To do -
Pictures do not belong in your copy. Repeat all the other data exactly.

Provided records -
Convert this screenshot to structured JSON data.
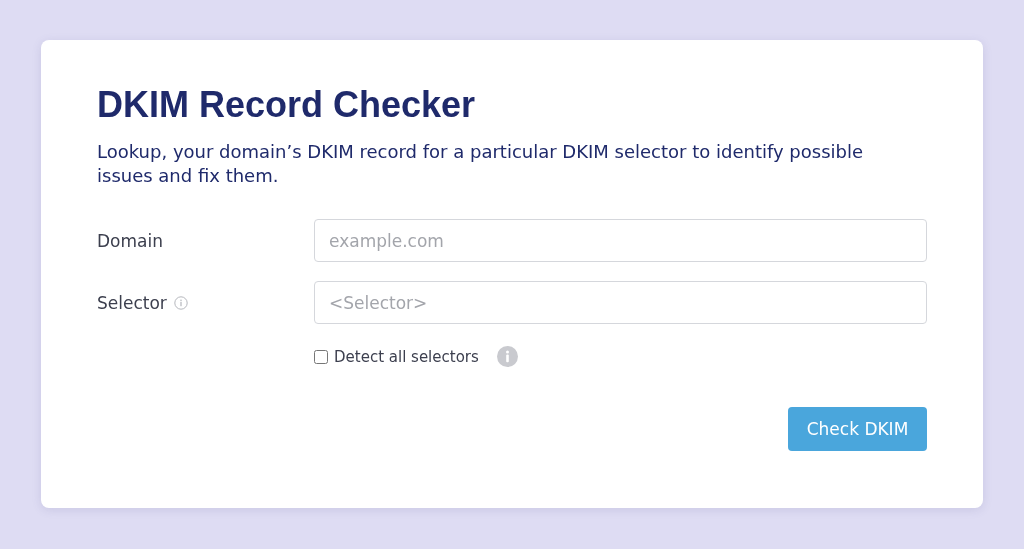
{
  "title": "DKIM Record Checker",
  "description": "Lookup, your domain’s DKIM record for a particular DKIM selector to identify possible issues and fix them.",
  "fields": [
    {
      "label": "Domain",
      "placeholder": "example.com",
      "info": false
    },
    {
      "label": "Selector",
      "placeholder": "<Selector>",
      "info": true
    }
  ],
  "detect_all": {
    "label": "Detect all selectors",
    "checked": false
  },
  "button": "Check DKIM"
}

Complete response -
Convert this screenshot to structured JSON data.
{
  "title": "DKIM Record Checker",
  "description": "Lookup, your domain’s DKIM record for a particular DKIM selector to identify possible issues and fix them.",
  "fields": [
    {
      "label": "Domain",
      "placeholder": "example.com",
      "info": false
    },
    {
      "label": "Selector",
      "placeholder": "<Selector>",
      "info": true
    }
  ],
  "detect_all": {
    "label": "Detect all selectors",
    "checked": false
  },
  "button": "Check DKIM"
}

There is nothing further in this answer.